[EXERCISE BRIEF]: List all lines of the data that include the string "Positivity".
*** ITEMS ***
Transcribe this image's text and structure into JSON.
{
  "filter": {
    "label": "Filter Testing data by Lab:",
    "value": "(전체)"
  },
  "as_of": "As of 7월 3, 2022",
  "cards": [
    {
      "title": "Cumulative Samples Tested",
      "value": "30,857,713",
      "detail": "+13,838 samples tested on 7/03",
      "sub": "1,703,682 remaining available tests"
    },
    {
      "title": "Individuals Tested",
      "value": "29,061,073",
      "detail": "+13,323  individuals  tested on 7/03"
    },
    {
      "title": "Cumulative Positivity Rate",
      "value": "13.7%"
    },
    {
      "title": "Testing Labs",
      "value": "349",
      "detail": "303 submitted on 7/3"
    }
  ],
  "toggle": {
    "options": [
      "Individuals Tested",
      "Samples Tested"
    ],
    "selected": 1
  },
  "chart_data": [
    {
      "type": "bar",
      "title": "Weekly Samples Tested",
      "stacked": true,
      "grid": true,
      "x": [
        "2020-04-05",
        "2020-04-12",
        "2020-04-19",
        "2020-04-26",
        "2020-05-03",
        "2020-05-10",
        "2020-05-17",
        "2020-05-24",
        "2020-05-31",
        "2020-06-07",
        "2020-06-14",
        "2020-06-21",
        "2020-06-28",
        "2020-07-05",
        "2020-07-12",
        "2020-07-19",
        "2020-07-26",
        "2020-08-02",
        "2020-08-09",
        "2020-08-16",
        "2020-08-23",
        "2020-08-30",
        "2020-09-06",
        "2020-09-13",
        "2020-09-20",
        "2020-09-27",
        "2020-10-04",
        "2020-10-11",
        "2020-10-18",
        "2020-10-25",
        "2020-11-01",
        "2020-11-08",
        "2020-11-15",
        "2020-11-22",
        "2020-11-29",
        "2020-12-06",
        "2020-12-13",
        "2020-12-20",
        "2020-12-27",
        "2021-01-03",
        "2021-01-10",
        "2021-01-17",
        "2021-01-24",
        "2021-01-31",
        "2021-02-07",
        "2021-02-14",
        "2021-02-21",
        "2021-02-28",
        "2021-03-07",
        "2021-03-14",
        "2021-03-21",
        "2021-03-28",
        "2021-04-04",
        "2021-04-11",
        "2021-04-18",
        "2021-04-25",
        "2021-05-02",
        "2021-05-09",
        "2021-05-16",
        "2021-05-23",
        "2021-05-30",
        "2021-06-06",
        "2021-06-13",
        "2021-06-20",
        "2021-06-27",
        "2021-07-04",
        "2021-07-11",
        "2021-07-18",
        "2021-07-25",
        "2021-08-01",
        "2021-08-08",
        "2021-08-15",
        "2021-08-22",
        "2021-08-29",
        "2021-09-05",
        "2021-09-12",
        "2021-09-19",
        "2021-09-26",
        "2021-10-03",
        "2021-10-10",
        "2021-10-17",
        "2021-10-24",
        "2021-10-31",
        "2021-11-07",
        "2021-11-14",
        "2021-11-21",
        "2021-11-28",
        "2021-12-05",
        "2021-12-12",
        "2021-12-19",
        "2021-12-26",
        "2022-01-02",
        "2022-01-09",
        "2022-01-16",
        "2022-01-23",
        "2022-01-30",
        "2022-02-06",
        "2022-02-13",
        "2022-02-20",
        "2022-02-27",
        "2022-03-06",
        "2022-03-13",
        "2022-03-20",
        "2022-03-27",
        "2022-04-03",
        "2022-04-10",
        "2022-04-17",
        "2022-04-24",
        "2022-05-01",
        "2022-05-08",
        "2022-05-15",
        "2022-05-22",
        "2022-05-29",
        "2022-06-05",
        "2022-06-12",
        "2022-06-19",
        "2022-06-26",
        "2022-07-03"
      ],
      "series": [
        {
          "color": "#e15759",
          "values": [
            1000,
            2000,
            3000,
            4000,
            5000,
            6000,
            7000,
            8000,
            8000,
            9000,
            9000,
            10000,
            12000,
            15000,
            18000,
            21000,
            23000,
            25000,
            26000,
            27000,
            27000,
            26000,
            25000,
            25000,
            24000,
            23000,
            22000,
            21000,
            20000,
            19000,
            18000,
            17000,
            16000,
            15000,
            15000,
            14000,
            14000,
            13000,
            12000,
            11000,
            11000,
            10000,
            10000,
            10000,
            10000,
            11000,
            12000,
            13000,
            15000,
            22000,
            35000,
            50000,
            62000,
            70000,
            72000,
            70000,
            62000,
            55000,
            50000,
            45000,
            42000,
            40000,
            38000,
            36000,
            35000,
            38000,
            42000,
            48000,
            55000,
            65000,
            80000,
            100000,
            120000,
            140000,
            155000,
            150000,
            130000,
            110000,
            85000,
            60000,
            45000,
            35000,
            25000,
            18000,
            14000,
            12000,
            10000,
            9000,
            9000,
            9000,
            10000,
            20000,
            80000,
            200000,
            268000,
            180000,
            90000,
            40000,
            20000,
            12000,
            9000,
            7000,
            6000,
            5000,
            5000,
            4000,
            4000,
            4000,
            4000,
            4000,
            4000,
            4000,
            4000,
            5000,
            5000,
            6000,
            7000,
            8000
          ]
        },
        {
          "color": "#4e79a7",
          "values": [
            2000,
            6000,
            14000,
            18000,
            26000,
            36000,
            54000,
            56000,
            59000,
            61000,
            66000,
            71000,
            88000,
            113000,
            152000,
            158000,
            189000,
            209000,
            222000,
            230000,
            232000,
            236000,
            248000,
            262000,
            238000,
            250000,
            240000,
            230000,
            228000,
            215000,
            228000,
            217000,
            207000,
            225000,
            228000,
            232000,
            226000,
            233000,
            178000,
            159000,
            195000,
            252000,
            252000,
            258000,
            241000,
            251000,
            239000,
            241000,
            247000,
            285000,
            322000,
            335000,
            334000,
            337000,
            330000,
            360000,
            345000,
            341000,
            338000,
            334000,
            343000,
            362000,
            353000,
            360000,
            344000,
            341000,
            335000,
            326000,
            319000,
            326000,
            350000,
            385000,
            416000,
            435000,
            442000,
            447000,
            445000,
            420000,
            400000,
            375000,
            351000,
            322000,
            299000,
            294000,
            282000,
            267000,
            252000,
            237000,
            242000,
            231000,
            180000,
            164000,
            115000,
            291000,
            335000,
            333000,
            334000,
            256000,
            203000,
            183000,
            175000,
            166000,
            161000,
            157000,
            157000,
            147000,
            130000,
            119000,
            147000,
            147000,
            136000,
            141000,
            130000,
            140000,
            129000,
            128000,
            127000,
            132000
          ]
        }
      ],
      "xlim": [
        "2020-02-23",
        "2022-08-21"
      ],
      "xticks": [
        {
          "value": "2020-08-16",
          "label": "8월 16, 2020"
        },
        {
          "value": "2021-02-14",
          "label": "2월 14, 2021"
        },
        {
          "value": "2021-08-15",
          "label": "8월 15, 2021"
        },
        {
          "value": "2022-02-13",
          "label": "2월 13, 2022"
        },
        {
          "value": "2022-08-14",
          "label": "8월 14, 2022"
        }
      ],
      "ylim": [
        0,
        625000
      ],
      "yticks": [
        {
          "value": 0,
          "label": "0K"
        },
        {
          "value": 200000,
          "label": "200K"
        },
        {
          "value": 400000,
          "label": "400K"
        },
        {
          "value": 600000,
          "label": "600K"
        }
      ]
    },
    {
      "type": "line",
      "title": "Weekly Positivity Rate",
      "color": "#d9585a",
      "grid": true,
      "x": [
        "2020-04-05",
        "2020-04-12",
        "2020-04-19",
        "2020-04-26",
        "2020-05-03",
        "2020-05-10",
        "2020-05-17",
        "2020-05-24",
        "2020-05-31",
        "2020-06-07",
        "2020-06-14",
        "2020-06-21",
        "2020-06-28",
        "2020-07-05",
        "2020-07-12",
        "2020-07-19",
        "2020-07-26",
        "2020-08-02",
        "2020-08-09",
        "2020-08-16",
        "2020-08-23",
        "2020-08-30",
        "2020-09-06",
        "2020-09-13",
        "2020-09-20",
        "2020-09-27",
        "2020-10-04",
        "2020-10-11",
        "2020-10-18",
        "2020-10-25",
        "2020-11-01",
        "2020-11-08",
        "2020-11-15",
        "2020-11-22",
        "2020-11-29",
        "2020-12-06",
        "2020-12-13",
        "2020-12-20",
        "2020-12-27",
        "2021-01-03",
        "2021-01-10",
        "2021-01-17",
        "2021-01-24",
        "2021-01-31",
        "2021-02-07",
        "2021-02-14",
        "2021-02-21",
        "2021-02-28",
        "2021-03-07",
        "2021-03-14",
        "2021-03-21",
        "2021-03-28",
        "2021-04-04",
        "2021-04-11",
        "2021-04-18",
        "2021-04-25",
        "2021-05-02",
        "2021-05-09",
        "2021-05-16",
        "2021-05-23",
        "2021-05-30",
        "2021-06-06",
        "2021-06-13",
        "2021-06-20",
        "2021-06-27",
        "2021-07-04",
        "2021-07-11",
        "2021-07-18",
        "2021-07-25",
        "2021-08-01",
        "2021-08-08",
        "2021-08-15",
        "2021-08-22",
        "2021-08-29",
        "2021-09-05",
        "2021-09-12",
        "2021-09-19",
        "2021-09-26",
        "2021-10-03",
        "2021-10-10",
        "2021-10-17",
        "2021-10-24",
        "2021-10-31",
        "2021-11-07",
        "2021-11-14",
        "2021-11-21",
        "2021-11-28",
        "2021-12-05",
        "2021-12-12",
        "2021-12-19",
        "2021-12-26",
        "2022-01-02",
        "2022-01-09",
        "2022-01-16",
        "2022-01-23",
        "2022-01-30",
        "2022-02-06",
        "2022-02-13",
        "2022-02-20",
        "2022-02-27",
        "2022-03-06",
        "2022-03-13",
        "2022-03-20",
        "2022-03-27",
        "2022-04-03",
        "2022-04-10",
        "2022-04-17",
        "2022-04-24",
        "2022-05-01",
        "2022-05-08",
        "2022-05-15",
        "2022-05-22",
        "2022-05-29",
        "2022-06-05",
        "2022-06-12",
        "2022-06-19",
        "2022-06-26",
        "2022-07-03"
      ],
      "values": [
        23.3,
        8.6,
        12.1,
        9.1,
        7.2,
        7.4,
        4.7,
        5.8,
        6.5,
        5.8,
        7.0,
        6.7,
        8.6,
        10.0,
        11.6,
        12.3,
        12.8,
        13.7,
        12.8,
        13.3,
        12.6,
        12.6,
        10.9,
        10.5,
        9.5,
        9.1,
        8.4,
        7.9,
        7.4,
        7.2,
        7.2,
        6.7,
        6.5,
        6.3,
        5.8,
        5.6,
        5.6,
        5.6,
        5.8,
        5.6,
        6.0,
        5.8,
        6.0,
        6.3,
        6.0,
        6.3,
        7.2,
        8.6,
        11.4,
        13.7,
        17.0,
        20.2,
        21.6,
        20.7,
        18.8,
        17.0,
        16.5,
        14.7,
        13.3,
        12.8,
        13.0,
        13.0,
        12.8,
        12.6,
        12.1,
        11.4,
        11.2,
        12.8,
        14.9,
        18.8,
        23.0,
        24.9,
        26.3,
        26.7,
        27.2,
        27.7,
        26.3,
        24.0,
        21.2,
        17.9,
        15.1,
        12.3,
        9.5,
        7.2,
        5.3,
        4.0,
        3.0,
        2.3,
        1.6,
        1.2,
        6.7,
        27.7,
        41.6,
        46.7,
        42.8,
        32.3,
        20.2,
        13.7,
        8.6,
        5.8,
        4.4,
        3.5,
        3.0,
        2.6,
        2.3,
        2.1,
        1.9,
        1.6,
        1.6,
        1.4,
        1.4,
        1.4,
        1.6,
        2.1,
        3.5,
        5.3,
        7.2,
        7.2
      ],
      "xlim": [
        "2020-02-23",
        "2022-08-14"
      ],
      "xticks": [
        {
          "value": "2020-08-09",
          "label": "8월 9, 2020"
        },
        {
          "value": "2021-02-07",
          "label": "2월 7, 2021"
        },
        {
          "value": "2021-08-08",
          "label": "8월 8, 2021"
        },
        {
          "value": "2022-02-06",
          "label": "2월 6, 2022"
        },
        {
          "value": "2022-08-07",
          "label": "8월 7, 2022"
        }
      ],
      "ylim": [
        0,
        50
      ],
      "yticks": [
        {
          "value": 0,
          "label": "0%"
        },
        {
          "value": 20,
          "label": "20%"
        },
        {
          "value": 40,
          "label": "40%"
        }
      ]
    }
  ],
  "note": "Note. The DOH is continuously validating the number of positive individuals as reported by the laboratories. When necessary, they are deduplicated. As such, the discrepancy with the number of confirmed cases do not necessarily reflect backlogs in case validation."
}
***
[EXERCISE ANSWER]:
      "title": "Cumulative Positivity Rate",
      "title": "Weekly Positivity Rate",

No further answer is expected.